* Stated task:
Please count the lines in the data below that contain the string "text". Case counts, and the answer is only that number.

# # # #

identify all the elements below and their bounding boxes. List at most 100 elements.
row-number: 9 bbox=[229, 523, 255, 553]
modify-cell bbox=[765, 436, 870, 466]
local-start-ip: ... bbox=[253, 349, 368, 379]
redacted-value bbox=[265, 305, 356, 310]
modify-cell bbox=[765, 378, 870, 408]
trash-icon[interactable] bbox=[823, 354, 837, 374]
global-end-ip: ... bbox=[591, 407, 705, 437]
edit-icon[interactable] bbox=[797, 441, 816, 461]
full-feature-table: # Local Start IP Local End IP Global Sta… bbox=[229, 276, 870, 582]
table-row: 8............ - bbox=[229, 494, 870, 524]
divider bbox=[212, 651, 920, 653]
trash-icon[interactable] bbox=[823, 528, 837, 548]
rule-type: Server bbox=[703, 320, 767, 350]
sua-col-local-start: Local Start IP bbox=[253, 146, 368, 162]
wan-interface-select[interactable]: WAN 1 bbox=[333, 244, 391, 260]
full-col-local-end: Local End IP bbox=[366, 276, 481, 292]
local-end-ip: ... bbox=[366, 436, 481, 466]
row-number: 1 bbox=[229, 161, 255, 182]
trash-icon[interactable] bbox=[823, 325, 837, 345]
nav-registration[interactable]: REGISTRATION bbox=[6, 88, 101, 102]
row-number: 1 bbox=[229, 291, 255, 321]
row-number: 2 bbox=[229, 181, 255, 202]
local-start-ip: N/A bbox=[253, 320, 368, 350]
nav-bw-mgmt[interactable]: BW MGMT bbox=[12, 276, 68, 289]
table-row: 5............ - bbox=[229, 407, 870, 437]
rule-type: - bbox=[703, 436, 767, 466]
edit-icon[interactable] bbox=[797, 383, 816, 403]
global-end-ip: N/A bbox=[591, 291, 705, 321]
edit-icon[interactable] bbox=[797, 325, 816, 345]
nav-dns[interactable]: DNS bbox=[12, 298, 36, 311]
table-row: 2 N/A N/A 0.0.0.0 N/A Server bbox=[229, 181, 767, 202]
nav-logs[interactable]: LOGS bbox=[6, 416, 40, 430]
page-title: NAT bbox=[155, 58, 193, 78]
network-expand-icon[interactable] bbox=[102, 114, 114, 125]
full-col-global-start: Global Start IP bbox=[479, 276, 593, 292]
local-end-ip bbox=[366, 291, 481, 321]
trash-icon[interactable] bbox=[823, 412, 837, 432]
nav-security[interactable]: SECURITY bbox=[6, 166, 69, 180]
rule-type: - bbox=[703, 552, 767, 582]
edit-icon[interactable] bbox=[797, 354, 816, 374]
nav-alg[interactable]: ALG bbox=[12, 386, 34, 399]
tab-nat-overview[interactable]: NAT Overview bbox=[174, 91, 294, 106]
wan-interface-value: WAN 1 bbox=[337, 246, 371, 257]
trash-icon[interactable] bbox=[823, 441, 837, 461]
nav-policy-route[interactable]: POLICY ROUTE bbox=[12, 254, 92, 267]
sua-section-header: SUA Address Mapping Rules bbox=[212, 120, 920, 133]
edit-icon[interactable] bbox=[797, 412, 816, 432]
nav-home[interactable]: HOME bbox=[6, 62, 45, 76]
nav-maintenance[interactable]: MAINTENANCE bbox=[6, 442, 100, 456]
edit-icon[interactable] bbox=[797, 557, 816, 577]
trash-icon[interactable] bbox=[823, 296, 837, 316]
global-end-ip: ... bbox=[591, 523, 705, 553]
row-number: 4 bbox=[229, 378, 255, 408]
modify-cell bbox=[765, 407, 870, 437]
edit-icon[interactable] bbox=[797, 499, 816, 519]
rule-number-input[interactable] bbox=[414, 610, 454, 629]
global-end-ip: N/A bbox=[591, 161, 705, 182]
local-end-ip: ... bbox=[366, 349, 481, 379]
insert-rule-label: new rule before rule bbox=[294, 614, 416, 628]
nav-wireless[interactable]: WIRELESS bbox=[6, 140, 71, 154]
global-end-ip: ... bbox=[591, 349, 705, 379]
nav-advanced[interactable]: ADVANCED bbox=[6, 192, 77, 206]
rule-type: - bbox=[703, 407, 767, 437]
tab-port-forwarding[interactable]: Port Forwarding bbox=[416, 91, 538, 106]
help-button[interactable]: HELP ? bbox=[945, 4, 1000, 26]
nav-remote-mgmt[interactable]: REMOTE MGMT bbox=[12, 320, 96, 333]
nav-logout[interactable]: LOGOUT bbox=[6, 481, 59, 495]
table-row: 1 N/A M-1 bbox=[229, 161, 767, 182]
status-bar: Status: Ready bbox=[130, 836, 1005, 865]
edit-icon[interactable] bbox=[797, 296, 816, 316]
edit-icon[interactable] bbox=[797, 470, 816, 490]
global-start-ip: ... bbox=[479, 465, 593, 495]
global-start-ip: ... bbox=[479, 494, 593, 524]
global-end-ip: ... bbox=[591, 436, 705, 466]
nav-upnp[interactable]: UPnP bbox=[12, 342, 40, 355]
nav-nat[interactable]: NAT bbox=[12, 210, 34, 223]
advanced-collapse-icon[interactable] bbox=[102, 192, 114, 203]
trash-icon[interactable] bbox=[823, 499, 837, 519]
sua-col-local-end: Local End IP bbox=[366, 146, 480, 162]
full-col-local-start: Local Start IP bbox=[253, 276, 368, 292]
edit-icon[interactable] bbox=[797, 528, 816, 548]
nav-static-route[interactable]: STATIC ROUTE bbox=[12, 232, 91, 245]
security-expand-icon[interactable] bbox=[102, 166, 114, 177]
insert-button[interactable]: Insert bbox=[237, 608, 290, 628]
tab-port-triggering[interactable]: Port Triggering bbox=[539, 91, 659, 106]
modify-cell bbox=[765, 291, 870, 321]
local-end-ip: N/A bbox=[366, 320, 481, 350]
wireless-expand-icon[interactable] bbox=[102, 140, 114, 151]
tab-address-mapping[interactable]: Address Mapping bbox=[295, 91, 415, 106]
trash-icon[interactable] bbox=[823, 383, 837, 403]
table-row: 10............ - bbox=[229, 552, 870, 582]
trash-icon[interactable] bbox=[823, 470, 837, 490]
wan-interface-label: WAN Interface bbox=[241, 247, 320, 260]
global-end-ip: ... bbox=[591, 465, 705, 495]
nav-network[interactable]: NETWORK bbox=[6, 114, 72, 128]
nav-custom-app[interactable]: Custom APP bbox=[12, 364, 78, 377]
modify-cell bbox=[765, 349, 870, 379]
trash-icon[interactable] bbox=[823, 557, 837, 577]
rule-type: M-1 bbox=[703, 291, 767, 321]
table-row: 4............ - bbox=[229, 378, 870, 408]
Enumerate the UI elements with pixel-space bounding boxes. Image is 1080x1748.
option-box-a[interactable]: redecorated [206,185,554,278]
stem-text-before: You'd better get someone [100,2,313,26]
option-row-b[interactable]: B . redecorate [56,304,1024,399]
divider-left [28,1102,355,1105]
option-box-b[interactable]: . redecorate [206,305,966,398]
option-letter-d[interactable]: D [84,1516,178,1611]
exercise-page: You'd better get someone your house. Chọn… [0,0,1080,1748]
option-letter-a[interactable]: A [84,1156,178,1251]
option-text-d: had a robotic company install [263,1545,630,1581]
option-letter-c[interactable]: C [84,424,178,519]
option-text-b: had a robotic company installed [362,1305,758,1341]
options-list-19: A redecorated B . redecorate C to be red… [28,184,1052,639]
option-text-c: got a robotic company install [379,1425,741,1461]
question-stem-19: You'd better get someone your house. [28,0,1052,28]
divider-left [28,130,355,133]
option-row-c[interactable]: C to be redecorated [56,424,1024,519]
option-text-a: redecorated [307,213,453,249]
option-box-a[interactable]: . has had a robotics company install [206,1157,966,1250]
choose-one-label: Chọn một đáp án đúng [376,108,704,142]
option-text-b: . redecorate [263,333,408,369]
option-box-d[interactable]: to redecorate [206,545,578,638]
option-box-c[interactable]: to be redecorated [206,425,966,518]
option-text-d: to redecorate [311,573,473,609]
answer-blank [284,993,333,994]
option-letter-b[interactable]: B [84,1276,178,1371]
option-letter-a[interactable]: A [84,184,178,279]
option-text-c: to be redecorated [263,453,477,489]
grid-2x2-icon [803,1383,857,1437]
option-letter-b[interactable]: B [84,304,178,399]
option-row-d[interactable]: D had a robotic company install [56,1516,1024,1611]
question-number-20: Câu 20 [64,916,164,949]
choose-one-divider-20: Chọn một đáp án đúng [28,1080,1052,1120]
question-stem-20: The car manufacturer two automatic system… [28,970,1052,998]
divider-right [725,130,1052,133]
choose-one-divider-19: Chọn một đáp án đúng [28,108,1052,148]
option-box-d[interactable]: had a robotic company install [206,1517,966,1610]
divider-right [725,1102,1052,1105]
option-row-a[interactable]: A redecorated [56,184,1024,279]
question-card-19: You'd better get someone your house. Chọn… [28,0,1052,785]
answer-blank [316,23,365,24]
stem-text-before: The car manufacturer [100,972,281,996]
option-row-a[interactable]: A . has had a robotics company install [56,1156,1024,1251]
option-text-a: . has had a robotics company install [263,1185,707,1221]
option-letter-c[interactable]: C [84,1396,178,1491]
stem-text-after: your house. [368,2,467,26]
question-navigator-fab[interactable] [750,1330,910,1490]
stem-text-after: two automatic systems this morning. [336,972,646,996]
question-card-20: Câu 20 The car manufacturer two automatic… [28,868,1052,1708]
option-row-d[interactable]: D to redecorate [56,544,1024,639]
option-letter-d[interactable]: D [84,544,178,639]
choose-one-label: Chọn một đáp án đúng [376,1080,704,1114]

# # # #

* Response below:
12